> **TASK TO COMPLETE**
Pull out every line in the data that has the string "into" in it.

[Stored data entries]

━━━━━━━━━━━━━━━━━━━━━━━━━━━━━━

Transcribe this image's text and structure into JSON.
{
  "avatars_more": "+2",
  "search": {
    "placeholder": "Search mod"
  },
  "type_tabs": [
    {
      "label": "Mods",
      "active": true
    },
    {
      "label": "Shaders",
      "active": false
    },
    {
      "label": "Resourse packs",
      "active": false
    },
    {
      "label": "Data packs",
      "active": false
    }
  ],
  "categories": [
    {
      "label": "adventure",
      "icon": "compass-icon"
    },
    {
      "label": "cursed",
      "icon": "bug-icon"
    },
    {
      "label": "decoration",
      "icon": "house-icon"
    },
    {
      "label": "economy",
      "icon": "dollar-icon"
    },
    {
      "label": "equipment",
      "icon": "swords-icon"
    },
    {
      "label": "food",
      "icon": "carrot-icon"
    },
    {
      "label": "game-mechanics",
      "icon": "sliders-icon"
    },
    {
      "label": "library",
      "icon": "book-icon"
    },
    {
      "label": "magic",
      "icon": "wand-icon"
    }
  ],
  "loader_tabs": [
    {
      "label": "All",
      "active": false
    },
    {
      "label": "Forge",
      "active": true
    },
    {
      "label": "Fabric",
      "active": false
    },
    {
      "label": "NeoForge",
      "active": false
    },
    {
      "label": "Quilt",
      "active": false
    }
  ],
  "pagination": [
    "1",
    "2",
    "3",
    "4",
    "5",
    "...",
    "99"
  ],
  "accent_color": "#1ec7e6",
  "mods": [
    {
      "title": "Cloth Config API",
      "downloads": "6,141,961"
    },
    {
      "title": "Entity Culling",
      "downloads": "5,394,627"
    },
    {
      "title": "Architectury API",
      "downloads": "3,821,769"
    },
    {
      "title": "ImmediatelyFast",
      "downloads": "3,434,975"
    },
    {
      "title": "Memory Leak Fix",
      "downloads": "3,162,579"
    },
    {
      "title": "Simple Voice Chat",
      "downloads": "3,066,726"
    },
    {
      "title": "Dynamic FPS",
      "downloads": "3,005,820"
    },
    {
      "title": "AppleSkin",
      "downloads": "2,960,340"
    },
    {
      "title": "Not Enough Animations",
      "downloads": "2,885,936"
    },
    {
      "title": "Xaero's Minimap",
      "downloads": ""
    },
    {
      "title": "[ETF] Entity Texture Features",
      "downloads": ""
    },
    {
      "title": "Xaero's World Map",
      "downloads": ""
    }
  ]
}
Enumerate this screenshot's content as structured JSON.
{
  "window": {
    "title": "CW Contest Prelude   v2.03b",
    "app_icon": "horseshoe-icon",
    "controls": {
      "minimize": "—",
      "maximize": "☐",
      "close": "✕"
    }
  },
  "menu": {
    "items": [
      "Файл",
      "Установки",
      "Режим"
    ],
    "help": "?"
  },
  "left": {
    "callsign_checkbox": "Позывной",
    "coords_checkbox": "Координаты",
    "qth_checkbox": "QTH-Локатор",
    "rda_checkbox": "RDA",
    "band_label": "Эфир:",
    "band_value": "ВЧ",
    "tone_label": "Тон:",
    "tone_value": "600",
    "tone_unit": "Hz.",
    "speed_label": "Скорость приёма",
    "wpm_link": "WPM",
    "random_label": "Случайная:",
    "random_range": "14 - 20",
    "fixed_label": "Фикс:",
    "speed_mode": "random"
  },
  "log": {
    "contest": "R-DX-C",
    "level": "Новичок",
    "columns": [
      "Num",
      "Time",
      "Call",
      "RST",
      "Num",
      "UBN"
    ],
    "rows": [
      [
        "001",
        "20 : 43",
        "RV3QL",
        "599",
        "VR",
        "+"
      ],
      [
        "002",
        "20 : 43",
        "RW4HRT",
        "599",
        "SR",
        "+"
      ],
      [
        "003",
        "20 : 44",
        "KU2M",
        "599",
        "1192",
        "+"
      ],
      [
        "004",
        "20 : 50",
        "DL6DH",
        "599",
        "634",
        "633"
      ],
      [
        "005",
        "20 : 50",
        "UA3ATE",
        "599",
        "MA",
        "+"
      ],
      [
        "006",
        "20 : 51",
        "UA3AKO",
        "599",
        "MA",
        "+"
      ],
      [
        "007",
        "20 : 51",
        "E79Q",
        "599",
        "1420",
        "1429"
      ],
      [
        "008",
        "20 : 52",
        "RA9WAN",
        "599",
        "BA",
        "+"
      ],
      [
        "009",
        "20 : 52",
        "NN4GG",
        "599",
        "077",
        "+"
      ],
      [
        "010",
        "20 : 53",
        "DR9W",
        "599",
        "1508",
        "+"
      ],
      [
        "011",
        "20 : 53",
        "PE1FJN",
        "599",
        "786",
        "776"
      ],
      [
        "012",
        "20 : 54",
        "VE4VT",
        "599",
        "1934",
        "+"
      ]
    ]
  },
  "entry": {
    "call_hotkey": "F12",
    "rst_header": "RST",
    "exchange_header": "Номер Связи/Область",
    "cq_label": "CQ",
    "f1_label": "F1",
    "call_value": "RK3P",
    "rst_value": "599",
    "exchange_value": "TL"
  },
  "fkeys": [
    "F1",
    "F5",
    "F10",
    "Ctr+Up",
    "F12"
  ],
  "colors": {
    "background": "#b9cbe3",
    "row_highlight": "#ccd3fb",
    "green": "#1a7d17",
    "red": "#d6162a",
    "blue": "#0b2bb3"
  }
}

━━━━━━━━━━━━━━━━━━━━━━━━━━━━━━

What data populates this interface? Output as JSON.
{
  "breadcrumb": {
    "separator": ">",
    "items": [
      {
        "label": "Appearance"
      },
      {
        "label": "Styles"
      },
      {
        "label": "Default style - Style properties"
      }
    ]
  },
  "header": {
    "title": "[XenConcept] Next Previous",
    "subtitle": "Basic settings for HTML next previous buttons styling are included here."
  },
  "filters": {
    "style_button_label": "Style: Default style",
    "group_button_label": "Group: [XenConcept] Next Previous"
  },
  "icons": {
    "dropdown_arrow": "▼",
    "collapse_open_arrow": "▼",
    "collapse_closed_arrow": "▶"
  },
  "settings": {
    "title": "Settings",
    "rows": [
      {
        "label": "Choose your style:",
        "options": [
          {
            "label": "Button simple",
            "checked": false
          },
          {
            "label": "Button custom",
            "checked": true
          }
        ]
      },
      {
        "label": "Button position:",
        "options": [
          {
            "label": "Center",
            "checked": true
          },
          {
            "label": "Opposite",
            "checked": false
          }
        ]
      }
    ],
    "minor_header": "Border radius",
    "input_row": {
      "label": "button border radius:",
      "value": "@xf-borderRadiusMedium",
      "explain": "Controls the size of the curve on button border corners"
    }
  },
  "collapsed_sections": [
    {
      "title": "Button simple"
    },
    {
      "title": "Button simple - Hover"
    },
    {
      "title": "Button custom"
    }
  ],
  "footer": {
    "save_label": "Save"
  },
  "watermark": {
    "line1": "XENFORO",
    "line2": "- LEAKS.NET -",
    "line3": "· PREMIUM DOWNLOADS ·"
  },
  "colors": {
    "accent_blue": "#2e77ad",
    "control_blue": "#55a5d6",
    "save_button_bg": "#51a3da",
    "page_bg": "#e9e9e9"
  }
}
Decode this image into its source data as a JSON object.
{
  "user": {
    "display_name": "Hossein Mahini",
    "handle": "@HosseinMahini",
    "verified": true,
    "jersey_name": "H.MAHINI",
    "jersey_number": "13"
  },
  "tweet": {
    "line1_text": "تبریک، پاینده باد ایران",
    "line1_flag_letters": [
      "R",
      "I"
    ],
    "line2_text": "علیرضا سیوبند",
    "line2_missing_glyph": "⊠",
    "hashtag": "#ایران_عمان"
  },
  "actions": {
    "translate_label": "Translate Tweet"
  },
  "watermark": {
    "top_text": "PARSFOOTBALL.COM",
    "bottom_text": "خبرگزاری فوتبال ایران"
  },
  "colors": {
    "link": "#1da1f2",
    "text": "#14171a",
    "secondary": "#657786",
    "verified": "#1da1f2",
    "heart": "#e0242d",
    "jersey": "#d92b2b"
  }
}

━━━━━━━━━━━━━━━━━━━━━━━━━━━━━━

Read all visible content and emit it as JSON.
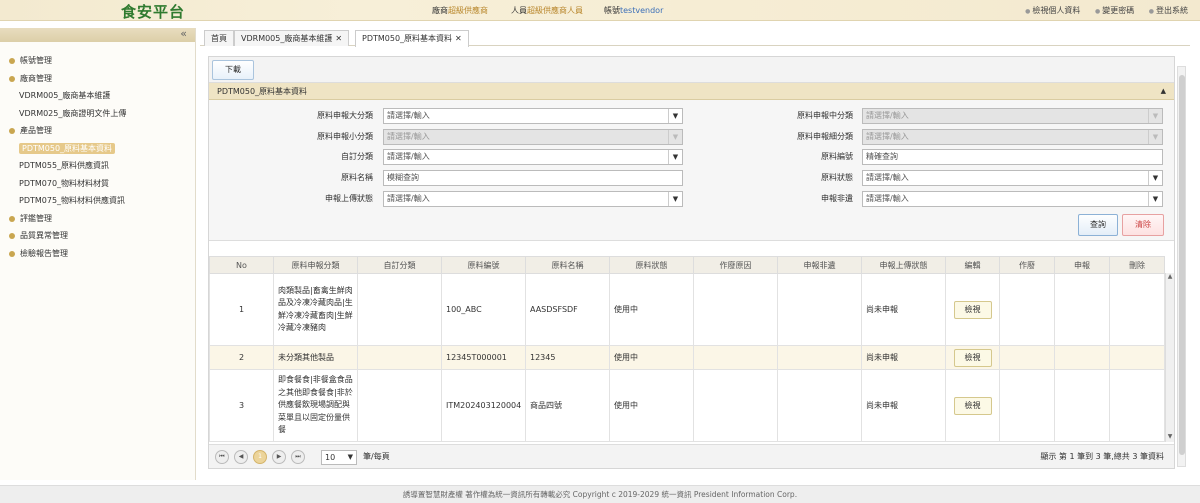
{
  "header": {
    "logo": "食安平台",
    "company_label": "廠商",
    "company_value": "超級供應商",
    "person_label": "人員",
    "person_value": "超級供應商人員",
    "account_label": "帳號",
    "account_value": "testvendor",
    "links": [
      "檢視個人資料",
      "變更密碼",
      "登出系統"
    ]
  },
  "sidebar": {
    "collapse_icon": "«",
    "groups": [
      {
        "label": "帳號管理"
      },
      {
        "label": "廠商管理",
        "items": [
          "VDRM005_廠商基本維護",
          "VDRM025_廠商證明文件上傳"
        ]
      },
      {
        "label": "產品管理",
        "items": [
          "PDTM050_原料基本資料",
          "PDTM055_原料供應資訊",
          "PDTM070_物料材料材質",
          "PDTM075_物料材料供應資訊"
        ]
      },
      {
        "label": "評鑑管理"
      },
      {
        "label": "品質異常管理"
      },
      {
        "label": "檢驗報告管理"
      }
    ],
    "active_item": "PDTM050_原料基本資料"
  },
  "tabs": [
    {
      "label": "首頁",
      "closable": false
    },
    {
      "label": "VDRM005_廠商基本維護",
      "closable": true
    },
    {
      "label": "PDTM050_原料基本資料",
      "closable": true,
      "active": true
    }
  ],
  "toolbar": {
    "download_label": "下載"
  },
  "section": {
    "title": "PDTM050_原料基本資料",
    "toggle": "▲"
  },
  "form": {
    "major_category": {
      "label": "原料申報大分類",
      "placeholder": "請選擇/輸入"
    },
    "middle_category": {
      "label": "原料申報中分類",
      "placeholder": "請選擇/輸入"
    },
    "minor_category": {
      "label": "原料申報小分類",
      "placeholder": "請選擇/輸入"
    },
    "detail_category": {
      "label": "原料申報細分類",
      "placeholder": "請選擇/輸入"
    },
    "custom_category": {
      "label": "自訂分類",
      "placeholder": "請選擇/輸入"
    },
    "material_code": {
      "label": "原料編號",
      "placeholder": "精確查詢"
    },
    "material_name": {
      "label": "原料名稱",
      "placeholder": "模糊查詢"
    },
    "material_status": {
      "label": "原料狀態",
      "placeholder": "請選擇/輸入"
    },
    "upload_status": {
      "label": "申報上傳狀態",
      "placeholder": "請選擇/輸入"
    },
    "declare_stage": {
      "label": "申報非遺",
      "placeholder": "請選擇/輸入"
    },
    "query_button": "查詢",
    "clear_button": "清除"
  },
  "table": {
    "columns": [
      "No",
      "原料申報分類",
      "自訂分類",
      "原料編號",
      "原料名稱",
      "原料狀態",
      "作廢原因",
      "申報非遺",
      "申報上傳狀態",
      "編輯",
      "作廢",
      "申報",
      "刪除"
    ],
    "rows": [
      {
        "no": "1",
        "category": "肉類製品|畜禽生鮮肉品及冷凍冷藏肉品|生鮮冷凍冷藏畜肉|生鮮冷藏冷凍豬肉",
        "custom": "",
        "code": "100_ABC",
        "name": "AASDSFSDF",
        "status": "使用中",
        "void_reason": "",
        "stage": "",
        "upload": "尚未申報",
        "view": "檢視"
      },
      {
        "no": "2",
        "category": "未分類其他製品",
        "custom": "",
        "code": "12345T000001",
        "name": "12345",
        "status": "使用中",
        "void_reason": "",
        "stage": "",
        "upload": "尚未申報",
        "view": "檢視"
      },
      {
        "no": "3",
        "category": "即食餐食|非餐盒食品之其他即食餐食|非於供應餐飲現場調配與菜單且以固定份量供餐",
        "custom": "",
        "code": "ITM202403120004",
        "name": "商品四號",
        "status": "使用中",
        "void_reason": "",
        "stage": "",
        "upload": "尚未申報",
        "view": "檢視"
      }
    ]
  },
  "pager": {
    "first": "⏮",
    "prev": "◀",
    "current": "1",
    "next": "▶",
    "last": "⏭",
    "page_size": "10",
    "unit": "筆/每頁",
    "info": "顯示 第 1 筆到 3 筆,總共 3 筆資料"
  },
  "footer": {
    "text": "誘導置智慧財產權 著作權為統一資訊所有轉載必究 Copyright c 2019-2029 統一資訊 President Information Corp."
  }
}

━━━━━━━━━━━━━━━━━━━━━━━━━━━━━━

> **OUTPUT**
Transcribe this image's text and structure into JSON.
Decode this image into its source data as a JSON object.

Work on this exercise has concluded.